[START OF Entries shown]
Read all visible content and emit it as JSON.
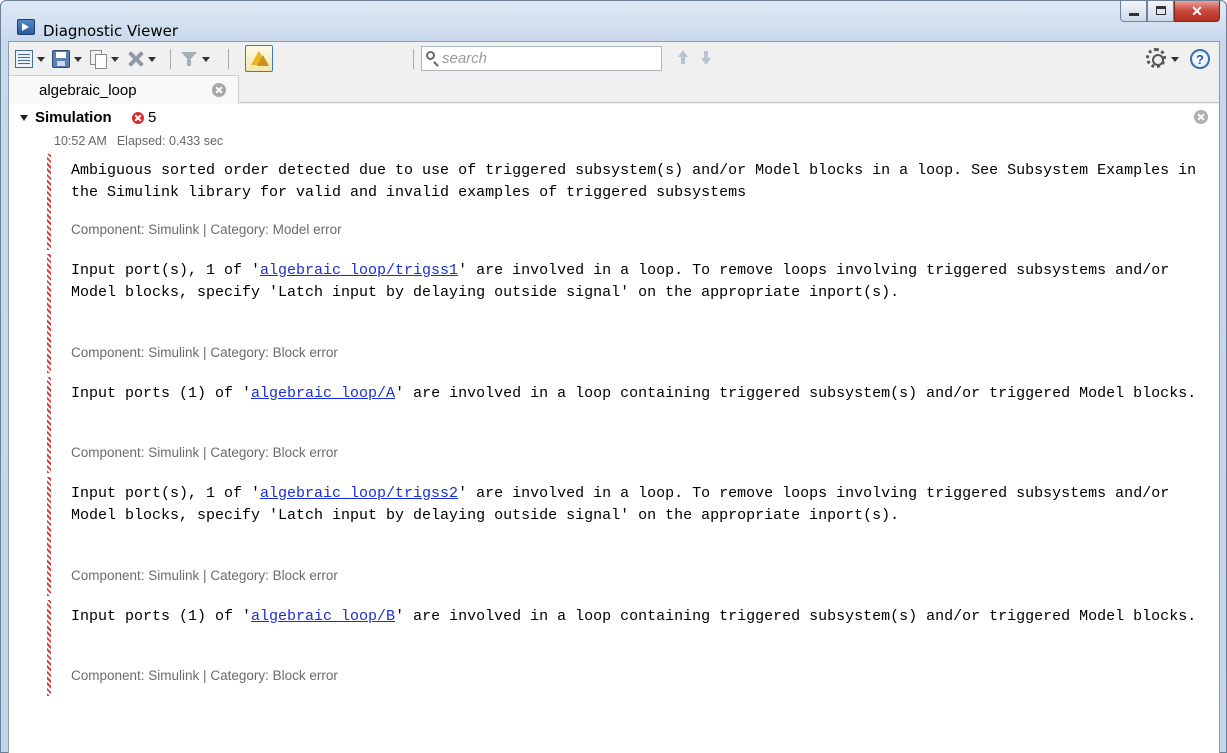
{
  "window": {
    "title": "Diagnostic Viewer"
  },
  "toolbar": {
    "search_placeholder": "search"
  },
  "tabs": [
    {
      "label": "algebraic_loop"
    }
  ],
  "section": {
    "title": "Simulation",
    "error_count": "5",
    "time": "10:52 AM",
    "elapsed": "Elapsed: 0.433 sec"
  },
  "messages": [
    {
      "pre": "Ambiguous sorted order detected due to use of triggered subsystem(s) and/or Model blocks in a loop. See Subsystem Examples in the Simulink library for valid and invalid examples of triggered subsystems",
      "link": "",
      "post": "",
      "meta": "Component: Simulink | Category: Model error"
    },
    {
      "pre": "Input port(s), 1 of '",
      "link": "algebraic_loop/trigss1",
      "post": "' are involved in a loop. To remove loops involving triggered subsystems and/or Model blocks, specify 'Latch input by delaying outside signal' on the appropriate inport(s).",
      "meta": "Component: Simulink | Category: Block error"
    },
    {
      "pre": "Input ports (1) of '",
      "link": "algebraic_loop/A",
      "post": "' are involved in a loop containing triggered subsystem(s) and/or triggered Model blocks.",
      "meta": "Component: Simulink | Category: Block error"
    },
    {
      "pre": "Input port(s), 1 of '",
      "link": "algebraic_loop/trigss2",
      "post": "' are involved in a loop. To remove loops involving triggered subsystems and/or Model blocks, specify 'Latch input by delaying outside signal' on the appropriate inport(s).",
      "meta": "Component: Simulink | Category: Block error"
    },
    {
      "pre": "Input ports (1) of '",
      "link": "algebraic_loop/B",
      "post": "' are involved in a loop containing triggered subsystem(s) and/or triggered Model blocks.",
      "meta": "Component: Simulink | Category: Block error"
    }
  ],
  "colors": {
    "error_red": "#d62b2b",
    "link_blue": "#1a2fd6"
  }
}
[END OF Entries shown]
=== The task ===
Without the pictures, copy the material exactly as given.

=== Answer for the task ===
Read all visible content and emit it as JSON.
{
  "window": {
    "title": "Diagnostic Viewer"
  },
  "toolbar": {
    "search_placeholder": "search"
  },
  "tabs": [
    {
      "label": "algebraic_loop"
    }
  ],
  "section": {
    "title": "Simulation",
    "error_count": "5",
    "time": "10:52 AM",
    "elapsed": "Elapsed: 0.433 sec"
  },
  "messages": [
    {
      "pre": "Ambiguous sorted order detected due to use of triggered subsystem(s) and/or Model blocks in a loop. See Subsystem Examples in the Simulink library for valid and invalid examples of triggered subsystems",
      "link": "",
      "post": "",
      "meta": "Component: Simulink | Category: Model error"
    },
    {
      "pre": "Input port(s), 1 of '",
      "link": "algebraic_loop/trigss1",
      "post": "' are involved in a loop. To remove loops involving triggered subsystems and/or Model blocks, specify 'Latch input by delaying outside signal' on the appropriate inport(s).",
      "meta": "Component: Simulink | Category: Block error"
    },
    {
      "pre": "Input ports (1) of '",
      "link": "algebraic_loop/A",
      "post": "' are involved in a loop containing triggered subsystem(s) and/or triggered Model blocks.",
      "meta": "Component: Simulink | Category: Block error"
    },
    {
      "pre": "Input port(s), 1 of '",
      "link": "algebraic_loop/trigss2",
      "post": "' are involved in a loop. To remove loops involving triggered subsystems and/or Model blocks, specify 'Latch input by delaying outside signal' on the appropriate inport(s).",
      "meta": "Component: Simulink | Category: Block error"
    },
    {
      "pre": "Input ports (1) of '",
      "link": "algebraic_loop/B",
      "post": "' are involved in a loop containing triggered subsystem(s) and/or triggered Model blocks.",
      "meta": "Component: Simulink | Category: Block error"
    }
  ],
  "colors": {
    "error_red": "#d62b2b",
    "link_blue": "#1a2fd6"
  }
}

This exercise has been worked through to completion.